Source material.
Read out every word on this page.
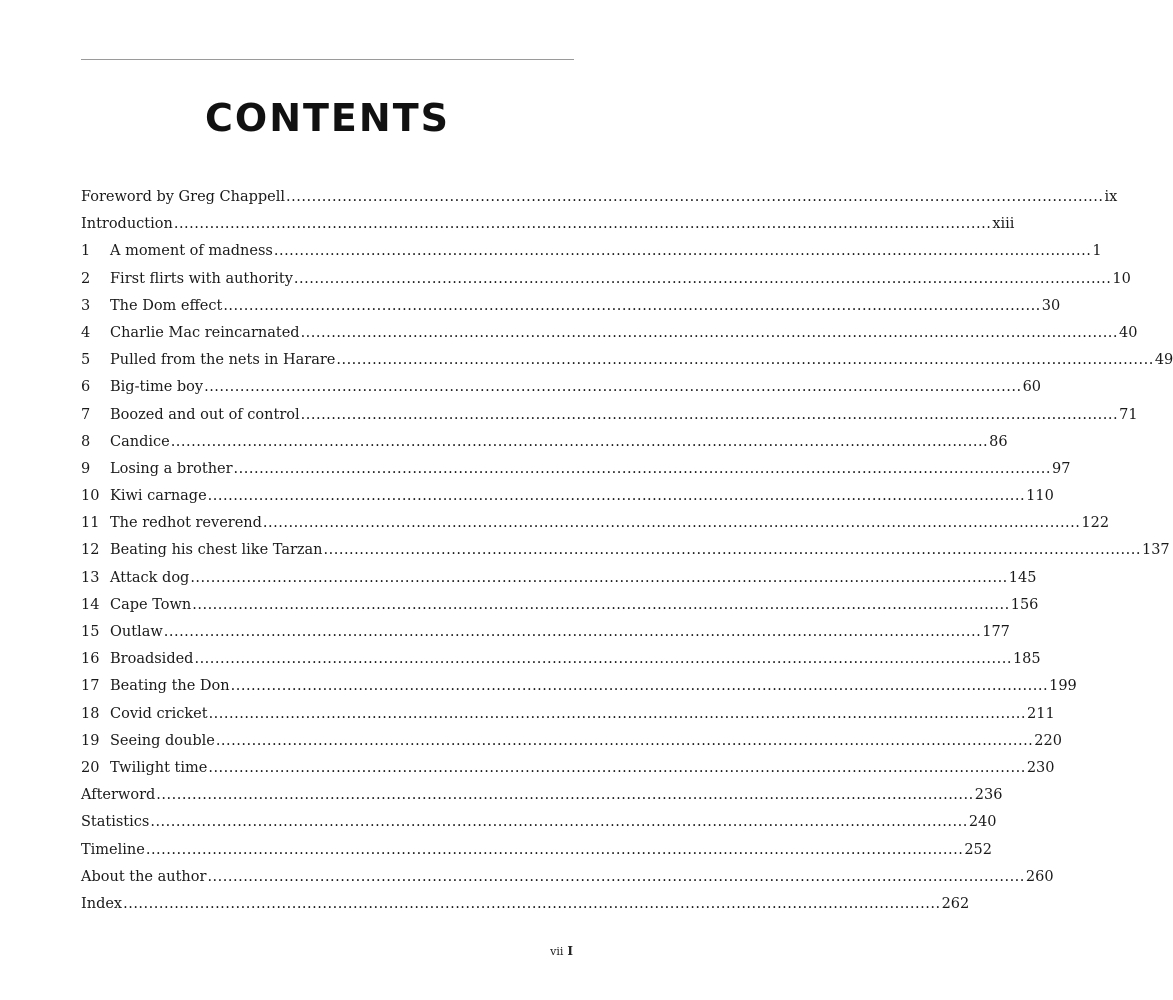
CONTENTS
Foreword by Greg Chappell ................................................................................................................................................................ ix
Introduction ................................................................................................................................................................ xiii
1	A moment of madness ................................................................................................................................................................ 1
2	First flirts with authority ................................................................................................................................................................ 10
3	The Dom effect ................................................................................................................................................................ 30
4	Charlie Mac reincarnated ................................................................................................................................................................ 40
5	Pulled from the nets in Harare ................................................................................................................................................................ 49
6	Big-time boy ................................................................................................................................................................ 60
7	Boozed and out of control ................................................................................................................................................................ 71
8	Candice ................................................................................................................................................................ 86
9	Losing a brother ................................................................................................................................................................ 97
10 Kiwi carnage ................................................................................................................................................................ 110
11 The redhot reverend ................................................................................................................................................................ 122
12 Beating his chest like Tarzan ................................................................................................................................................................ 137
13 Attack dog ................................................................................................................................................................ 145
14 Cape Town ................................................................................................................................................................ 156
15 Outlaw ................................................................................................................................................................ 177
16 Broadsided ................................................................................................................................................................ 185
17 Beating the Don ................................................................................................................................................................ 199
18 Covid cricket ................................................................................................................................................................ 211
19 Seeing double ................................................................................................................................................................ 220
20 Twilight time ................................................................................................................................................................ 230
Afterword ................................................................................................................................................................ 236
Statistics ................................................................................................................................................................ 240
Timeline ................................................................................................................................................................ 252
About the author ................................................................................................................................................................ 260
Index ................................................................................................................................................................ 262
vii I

Instructions to follow.
Copy each line exactly, and leave the pictures out of your copy.

Problem solution.
Read out every word on this page.
CONTENTS
Foreword by Greg Chappell ................................................................................................................................................................ ix
Introduction ................................................................................................................................................................ xiii
1	A moment of madness ................................................................................................................................................................ 1
2	First flirts with authority ................................................................................................................................................................ 10
3	The Dom effect ................................................................................................................................................................ 30
4	Charlie Mac reincarnated ................................................................................................................................................................ 40
5	Pulled from the nets in Harare ................................................................................................................................................................ 49
6	Big-time boy ................................................................................................................................................................ 60
7	Boozed and out of control ................................................................................................................................................................ 71
8	Candice ................................................................................................................................................................ 86
9	Losing a brother ................................................................................................................................................................ 97
10 Kiwi carnage ................................................................................................................................................................ 110
11 The redhot reverend ................................................................................................................................................................ 122
12 Beating his chest like Tarzan ................................................................................................................................................................ 137
13 Attack dog ................................................................................................................................................................ 145
14 Cape Town ................................................................................................................................................................ 156
15 Outlaw ................................................................................................................................................................ 177
16 Broadsided ................................................................................................................................................................ 185
17 Beating the Don ................................................................................................................................................................ 199
18 Covid cricket ................................................................................................................................................................ 211
19 Seeing double ................................................................................................................................................................ 220
20 Twilight time ................................................................................................................................................................ 230
Afterword ................................................................................................................................................................ 236
Statistics ................................................................................................................................................................ 240
Timeline ................................................................................................................................................................ 252
About the author ................................................................................................................................................................ 260
Index ................................................................................................................................................................ 262
vii I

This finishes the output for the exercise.